§ **Direction**: Scan the data beneath this task and copy each line that includes "name".

§ **Material supplied**:
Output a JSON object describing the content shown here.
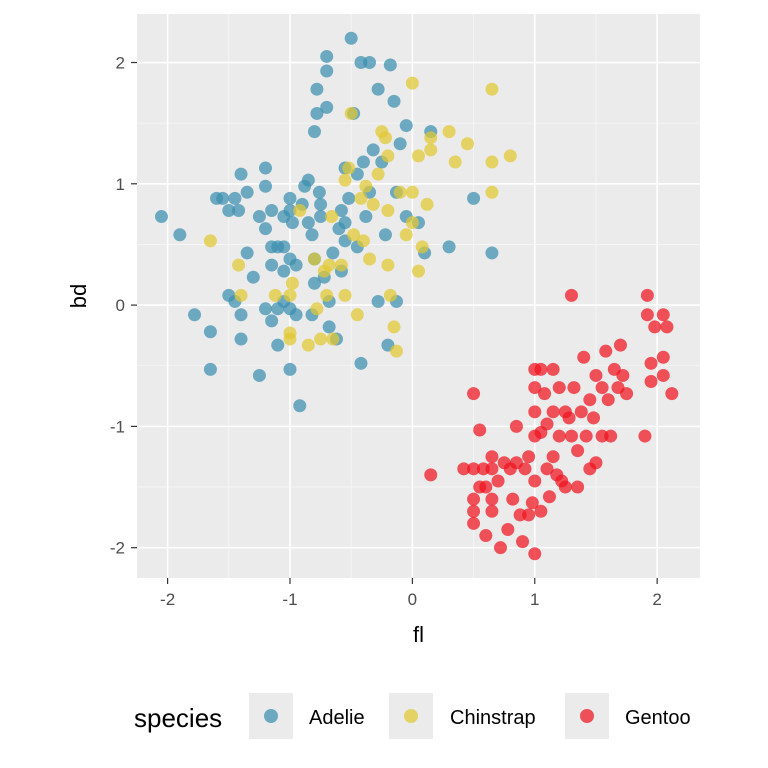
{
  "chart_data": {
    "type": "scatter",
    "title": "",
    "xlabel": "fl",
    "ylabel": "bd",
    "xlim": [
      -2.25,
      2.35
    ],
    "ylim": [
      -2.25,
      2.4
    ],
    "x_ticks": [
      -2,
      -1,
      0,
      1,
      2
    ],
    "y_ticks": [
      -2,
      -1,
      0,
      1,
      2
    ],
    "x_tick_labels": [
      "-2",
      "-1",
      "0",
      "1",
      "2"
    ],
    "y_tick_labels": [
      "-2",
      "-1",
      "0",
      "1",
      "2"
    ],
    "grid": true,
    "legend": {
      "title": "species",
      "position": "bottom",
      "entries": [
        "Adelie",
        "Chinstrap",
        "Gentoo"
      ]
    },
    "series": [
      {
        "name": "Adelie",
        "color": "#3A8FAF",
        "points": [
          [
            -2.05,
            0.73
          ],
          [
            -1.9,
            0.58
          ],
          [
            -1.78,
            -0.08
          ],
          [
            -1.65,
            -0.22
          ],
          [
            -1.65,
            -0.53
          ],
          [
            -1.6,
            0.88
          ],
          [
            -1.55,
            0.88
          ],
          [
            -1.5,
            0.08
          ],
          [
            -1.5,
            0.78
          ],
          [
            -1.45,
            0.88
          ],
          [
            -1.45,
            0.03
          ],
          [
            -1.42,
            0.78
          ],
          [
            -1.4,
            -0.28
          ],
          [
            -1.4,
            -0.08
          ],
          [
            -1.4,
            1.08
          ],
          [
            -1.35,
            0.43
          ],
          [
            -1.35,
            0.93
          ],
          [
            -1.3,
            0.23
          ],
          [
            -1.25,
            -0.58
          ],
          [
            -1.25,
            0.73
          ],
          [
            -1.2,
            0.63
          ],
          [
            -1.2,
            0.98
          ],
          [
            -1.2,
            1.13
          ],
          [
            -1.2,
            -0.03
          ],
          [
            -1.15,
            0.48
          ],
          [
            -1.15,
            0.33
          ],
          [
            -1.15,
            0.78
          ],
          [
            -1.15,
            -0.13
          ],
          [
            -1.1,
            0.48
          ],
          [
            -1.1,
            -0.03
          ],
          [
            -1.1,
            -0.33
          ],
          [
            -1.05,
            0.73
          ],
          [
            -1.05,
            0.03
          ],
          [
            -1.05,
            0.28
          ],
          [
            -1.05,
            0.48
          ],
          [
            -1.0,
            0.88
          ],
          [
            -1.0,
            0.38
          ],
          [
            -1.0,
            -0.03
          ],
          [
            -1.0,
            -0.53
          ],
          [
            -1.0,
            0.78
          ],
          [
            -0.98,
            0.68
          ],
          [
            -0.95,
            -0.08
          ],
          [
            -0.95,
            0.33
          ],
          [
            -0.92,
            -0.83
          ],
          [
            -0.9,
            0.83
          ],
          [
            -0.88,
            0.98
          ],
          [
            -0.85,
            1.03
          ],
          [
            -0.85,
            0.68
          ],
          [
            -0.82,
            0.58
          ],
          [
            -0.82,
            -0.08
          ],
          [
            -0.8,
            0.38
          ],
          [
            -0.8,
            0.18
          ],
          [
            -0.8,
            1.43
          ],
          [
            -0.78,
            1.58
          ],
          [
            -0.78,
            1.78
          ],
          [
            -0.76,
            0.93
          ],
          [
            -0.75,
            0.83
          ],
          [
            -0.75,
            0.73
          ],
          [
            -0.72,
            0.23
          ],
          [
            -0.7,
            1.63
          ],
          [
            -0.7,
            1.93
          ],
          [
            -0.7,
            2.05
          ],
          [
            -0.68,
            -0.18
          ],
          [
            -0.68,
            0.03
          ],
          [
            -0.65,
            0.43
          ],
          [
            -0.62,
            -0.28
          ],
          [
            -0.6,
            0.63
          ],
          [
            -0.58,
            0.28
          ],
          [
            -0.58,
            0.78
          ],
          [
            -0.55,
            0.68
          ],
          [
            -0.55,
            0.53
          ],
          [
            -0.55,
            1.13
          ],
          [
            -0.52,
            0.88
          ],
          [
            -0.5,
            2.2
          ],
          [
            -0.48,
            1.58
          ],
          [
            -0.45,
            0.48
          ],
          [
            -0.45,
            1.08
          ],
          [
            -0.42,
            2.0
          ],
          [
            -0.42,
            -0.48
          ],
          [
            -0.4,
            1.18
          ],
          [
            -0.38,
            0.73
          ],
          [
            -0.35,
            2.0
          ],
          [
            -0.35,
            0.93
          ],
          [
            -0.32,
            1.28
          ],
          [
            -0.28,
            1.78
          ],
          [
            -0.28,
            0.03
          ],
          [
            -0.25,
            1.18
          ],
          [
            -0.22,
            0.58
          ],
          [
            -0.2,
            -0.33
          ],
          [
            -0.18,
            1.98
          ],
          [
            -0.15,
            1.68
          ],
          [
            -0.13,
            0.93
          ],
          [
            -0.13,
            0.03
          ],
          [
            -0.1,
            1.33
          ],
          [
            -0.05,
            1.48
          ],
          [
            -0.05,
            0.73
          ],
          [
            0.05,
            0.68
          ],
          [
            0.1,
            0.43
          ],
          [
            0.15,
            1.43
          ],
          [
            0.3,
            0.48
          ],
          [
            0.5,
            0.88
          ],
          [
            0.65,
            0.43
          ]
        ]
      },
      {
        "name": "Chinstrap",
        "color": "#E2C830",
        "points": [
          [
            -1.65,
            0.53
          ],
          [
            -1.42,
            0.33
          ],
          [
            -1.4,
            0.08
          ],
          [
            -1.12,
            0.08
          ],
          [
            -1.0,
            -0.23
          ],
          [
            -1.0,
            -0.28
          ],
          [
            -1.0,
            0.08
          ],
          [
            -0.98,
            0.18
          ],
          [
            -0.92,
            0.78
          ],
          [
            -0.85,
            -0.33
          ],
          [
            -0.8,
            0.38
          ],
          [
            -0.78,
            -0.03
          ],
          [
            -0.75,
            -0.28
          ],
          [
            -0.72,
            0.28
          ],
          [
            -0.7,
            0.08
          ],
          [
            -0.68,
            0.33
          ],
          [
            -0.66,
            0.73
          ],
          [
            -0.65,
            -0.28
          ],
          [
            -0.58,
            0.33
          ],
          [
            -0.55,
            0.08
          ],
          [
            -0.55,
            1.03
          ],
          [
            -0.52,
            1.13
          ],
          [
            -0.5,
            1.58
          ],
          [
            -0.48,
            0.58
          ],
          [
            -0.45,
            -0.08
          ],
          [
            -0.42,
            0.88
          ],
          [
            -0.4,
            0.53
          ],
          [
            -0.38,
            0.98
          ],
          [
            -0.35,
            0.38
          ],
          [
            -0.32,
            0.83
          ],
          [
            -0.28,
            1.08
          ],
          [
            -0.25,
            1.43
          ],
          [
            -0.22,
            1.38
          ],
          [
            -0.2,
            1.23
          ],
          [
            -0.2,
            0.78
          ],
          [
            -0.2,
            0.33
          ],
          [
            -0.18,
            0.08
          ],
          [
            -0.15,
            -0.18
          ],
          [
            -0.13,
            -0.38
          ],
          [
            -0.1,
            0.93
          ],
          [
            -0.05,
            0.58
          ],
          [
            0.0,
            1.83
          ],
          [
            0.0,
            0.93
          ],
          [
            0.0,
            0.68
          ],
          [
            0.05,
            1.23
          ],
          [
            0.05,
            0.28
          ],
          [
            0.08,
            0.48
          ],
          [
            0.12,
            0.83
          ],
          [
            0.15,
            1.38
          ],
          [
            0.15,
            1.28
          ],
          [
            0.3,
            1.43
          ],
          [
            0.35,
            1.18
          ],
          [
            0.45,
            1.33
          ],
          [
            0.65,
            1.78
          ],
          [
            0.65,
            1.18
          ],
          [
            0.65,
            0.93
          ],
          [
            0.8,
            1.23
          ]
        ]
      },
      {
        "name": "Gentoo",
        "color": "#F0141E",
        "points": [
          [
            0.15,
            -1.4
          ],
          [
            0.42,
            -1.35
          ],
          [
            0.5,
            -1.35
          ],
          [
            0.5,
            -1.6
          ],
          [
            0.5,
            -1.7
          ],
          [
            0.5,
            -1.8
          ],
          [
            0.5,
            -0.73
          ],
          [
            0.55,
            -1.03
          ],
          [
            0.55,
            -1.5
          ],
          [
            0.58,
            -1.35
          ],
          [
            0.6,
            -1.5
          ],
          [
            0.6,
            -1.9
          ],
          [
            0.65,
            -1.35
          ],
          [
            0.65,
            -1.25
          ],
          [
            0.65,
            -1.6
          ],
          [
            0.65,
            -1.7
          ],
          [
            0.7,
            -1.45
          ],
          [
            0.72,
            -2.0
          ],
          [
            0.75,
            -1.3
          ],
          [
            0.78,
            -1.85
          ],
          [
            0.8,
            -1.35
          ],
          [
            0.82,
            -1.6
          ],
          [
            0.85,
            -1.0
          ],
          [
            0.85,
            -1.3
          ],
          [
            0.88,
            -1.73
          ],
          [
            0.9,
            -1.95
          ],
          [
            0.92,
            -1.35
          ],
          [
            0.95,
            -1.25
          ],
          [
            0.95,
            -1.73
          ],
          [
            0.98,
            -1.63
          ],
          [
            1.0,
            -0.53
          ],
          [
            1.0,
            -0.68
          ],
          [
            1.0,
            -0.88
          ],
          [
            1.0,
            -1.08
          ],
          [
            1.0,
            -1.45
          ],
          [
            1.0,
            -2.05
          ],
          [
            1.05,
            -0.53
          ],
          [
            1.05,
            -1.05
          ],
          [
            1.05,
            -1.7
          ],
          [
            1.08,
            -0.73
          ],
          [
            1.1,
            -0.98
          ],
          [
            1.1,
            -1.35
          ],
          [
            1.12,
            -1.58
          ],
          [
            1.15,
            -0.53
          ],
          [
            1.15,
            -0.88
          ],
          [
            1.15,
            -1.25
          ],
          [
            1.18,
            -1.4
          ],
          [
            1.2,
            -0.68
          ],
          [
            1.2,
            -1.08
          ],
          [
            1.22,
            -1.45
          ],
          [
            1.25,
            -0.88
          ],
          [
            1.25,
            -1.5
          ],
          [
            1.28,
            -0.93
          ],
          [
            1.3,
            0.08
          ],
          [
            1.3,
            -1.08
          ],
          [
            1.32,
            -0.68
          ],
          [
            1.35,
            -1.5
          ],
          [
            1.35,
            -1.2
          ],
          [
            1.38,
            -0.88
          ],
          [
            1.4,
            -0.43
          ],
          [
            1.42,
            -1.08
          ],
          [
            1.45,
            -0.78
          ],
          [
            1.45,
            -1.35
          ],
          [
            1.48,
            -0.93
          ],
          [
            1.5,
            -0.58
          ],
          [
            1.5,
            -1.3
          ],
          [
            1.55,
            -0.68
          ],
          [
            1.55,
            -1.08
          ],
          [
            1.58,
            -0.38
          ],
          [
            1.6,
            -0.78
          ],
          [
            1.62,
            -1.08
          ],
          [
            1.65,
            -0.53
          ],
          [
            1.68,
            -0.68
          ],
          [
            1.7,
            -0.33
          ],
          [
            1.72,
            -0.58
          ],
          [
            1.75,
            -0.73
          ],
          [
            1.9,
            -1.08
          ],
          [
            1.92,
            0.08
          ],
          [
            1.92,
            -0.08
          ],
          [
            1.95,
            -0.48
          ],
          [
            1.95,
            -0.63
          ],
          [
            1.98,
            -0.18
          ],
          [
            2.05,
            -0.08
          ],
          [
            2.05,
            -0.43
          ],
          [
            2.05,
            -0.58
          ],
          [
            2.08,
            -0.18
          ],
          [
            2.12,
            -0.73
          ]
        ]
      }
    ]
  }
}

§ **Written response**:
        "name": "Adelie",
        "name": "Chinstrap",
        "name": "Gentoo",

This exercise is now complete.